__Request__:
Extract the complete listing and output it unchanged.

__Material for this task__:
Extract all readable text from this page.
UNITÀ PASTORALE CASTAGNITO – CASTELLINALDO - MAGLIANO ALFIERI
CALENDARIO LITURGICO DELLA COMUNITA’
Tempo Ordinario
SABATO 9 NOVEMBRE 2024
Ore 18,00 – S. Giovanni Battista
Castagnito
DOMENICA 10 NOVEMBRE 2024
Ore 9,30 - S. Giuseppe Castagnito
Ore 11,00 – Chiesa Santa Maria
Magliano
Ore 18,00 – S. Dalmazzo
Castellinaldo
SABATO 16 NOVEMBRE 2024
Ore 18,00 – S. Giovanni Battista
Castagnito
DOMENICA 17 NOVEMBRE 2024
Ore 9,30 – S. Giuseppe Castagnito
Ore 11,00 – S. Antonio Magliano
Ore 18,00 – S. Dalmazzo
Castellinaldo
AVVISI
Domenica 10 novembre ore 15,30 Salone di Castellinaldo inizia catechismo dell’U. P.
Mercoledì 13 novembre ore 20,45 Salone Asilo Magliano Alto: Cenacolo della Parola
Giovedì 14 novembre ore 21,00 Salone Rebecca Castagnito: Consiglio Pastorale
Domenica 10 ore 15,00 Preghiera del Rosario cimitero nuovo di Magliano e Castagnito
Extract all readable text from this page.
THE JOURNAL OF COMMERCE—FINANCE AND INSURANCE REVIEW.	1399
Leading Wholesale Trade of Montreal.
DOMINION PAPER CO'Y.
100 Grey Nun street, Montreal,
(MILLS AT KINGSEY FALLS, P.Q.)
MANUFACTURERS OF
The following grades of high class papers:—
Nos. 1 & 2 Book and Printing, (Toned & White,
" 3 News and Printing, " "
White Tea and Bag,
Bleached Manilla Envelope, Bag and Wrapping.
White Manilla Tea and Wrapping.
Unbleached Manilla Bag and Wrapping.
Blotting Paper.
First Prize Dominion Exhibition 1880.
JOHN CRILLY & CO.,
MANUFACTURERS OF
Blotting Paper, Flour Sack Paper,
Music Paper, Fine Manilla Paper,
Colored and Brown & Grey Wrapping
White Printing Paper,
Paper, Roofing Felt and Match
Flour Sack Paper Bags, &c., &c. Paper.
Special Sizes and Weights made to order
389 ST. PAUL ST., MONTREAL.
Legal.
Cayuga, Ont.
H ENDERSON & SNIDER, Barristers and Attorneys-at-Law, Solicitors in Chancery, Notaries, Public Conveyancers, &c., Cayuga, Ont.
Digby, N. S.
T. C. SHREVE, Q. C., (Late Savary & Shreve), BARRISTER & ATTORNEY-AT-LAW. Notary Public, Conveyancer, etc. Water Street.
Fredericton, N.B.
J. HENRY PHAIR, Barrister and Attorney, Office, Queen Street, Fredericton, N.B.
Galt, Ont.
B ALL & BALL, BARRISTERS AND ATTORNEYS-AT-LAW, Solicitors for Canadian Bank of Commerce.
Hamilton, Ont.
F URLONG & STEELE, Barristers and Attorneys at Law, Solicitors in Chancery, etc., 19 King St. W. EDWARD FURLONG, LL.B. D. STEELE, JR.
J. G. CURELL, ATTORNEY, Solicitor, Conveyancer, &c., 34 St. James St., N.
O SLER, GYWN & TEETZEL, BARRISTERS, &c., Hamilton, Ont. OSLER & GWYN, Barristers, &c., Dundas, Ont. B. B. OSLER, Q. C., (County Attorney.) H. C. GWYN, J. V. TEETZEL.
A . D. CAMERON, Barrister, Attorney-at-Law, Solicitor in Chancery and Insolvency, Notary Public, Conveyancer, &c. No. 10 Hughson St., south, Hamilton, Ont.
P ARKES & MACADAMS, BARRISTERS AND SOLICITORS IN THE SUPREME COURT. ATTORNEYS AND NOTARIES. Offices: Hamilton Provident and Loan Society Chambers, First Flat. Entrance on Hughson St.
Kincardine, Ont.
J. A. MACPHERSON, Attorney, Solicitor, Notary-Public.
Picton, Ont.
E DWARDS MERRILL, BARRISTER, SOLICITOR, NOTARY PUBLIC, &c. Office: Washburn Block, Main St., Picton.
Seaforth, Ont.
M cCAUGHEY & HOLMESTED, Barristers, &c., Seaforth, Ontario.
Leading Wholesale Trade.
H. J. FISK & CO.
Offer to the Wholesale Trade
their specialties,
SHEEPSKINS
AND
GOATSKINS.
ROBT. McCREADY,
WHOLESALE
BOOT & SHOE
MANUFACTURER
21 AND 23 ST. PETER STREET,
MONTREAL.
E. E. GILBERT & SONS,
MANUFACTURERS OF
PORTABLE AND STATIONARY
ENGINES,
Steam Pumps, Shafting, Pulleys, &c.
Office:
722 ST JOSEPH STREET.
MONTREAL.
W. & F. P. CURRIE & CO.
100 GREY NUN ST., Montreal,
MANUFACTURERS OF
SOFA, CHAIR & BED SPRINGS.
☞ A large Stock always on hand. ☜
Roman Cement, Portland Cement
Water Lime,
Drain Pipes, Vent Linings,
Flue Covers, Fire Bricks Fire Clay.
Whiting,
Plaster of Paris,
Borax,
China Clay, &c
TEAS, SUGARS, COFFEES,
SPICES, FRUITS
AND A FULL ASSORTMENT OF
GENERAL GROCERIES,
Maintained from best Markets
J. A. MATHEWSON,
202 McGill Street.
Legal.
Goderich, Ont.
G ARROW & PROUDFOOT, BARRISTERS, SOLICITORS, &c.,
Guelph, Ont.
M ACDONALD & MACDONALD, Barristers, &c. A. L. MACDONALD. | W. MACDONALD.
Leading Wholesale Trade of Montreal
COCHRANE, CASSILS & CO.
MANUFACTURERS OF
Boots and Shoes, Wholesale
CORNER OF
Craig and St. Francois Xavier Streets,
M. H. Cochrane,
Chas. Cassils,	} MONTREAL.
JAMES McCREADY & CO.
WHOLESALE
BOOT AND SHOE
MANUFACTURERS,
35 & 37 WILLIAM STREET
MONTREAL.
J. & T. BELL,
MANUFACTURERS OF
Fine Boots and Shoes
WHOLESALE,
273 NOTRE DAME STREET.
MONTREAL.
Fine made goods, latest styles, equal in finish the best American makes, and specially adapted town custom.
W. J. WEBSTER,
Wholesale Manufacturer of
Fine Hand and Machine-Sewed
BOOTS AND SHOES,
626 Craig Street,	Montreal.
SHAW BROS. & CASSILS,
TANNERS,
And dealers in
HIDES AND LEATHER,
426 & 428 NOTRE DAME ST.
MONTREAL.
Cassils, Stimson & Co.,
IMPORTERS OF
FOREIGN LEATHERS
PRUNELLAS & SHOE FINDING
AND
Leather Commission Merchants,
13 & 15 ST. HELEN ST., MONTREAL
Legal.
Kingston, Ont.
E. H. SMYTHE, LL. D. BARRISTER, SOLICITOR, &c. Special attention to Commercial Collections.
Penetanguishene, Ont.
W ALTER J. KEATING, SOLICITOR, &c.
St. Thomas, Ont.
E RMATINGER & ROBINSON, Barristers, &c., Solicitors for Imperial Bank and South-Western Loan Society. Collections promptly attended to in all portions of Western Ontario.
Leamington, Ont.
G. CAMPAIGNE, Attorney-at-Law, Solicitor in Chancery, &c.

__Exercise answer__:
Extract all readable text from this page.
UNITÀ PASTORALE CASTAGNITO – CASTELLINALDO - MAGLIANO ALFIERI
CALENDARIO LITURGICO DELLA COMUNITA’
Tempo Ordinario
SABATO 9 NOVEMBRE 2024
Ore 18,00 – S. Giovanni Battista
Castagnito
DOMENICA 10 NOVEMBRE 2024
Ore 9,30 - S. Giuseppe Castagnito
Ore 11,00 – Chiesa Santa Maria
Magliano
Ore 18,00 – S. Dalmazzo
Castellinaldo
SABATO 16 NOVEMBRE 2024
Ore 18,00 – S. Giovanni Battista
Castagnito
DOMENICA 17 NOVEMBRE 2024
Ore 9,30 – S. Giuseppe Castagnito
Ore 11,00 – S. Antonio Magliano
Ore 18,00 – S. Dalmazzo
Castellinaldo
AVVISI
Domenica 10 novembre ore 15,30 Salone di Castellinaldo inizia catechismo dell’U. P.
Mercoledì 13 novembre ore 20,45 Salone Asilo Magliano Alto: Cenacolo della Parola
Giovedì 14 novembre ore 21,00 Salone Rebecca Castagnito: Consiglio Pastorale
Domenica 10 ore 15,00 Preghiera del Rosario cimitero nuovo di Magliano e Castagnito
Extract all readable text from this page.
THE JOURNAL OF COMMERCE—FINANCE AND INSURANCE REVIEW.	1399
Leading Wholesale Trade of Montreal.
DOMINION PAPER CO'Y.
100 Grey Nun street, Montreal,
(MILLS AT KINGSEY FALLS, P.Q.)
MANUFACTURERS OF
The following grades of high class papers:—
Nos. 1 & 2 Book and Printing, (Toned & White,
" 3 News and Printing, " "
White Tea and Bag,
Bleached Manilla Envelope, Bag and Wrapping.
White Manilla Tea and Wrapping.
Unbleached Manilla Bag and Wrapping.
Blotting Paper.
First Prize Dominion Exhibition 1880.
JOHN CRILLY & CO.,
MANUFACTURERS OF
Blotting Paper, Flour Sack Paper,
Music Paper, Fine Manilla Paper,
Colored and Brown & Grey Wrapping
White Printing Paper,
Paper, Roofing Felt and Match
Flour Sack Paper Bags, &c., &c. Paper.
Special Sizes and Weights made to order
389 ST. PAUL ST., MONTREAL.
Legal.
Cayuga, Ont.
H ENDERSON & SNIDER, Barristers and Attorneys-at-Law, Solicitors in Chancery, Notaries, Public Conveyancers, &c., Cayuga, Ont.
Digby, N. S.
T. C. SHREVE, Q. C., (Late Savary & Shreve), BARRISTER & ATTORNEY-AT-LAW. Notary Public, Conveyancer, etc. Water Street.
Fredericton, N.B.
J. HENRY PHAIR, Barrister and Attorney, Office, Queen Street, Fredericton, N.B.
Galt, Ont.
B ALL & BALL, BARRISTERS AND ATTORNEYS-AT-LAW, Solicitors for Canadian Bank of Commerce.
Hamilton, Ont.
F URLONG & STEELE, Barristers and Attorneys at Law, Solicitors in Chancery, etc., 19 King St. W. EDWARD FURLONG, LL.B. D. STEELE, JR.
J. G. CURELL, ATTORNEY, Solicitor, Conveyancer, &c., 34 St. James St., N.
O SLER, GYWN & TEETZEL, BARRISTERS, &c., Hamilton, Ont. OSLER & GWYN, Barristers, &c., Dundas, Ont. B. B. OSLER, Q. C., (County Attorney.) H. C. GWYN, J. V. TEETZEL.
A . D. CAMERON, Barrister, Attorney-at-Law, Solicitor in Chancery and Insolvency, Notary Public, Conveyancer, &c. No. 10 Hughson St., south, Hamilton, Ont.
P ARKES & MACADAMS, BARRISTERS AND SOLICITORS IN THE SUPREME COURT. ATTORNEYS AND NOTARIES. Offices: Hamilton Provident and Loan Society Chambers, First Flat. Entrance on Hughson St.
Kincardine, Ont.
J. A. MACPHERSON, Attorney, Solicitor, Notary-Public.
Picton, Ont.
E DWARDS MERRILL, BARRISTER, SOLICITOR, NOTARY PUBLIC, &c. Office: Washburn Block, Main St., Picton.
Seaforth, Ont.
M cCAUGHEY & HOLMESTED, Barristers, &c., Seaforth, Ontario.
Leading Wholesale Trade.
H. J. FISK & CO.
Offer to the Wholesale Trade
their specialties,
SHEEPSKINS
AND
GOATSKINS.
ROBT. McCREADY,
WHOLESALE
BOOT & SHOE
MANUFACTURER
21 AND 23 ST. PETER STREET,
MONTREAL.
E. E. GILBERT & SONS,
MANUFACTURERS OF
PORTABLE AND STATIONARY
ENGINES,
Steam Pumps, Shafting, Pulleys, &c.
Office:
722 ST JOSEPH STREET.
MONTREAL.
W. & F. P. CURRIE & CO.
100 GREY NUN ST., Montreal,
MANUFACTURERS OF
SOFA, CHAIR & BED SPRINGS.
☞ A large Stock always on hand. ☜
Roman Cement, Portland Cement
Water Lime,
Drain Pipes, Vent Linings,
Flue Covers, Fire Bricks Fire Clay.
Whiting,
Plaster of Paris,
Borax,
China Clay, &c
TEAS, SUGARS, COFFEES,
SPICES, FRUITS
AND A FULL ASSORTMENT OF
GENERAL GROCERIES,
Maintained from best Markets
J. A. MATHEWSON,
202 McGill Street.
Legal.
Goderich, Ont.
G ARROW & PROUDFOOT, BARRISTERS, SOLICITORS, &c.,
Guelph, Ont.
M ACDONALD & MACDONALD, Barristers, &c. A. L. MACDONALD. | W. MACDONALD.
Leading Wholesale Trade of Montreal
COCHRANE, CASSILS & CO.
MANUFACTURERS OF
Boots and Shoes, Wholesale
CORNER OF
Craig and St. Francois Xavier Streets,
M. H. Cochrane,
Chas. Cassils,	} MONTREAL.
JAMES McCREADY & CO.
WHOLESALE
BOOT AND SHOE
MANUFACTURERS,
35 & 37 WILLIAM STREET
MONTREAL.
J. & T. BELL,
MANUFACTURERS OF
Fine Boots and Shoes
WHOLESALE,
273 NOTRE DAME STREET.
MONTREAL.
Fine made goods, latest styles, equal in finish the best American makes, and specially adapted town custom.
W. J. WEBSTER,
Wholesale Manufacturer of
Fine Hand and Machine-Sewed
BOOTS AND SHOES,
626 Craig Street,	Montreal.
SHAW BROS. & CASSILS,
TANNERS,
And dealers in
HIDES AND LEATHER,
426 & 428 NOTRE DAME ST.
MONTREAL.
Cassils, Stimson & Co.,
IMPORTERS OF
FOREIGN LEATHERS
PRUNELLAS & SHOE FINDING
AND
Leather Commission Merchants,
13 & 15 ST. HELEN ST., MONTREAL
Legal.
Kingston, Ont.
E. H. SMYTHE, LL. D. BARRISTER, SOLICITOR, &c. Special attention to Commercial Collections.
Penetanguishene, Ont.
W ALTER J. KEATING, SOLICITOR, &c.
St. Thomas, Ont.
E RMATINGER & ROBINSON, Barristers, &c., Solicitors for Imperial Bank and South-Western Loan Society. Collections promptly attended to in all portions of Western Ontario.
Leamington, Ont.
G. CAMPAIGNE, Attorney-at-Law, Solicitor in Chancery, &c.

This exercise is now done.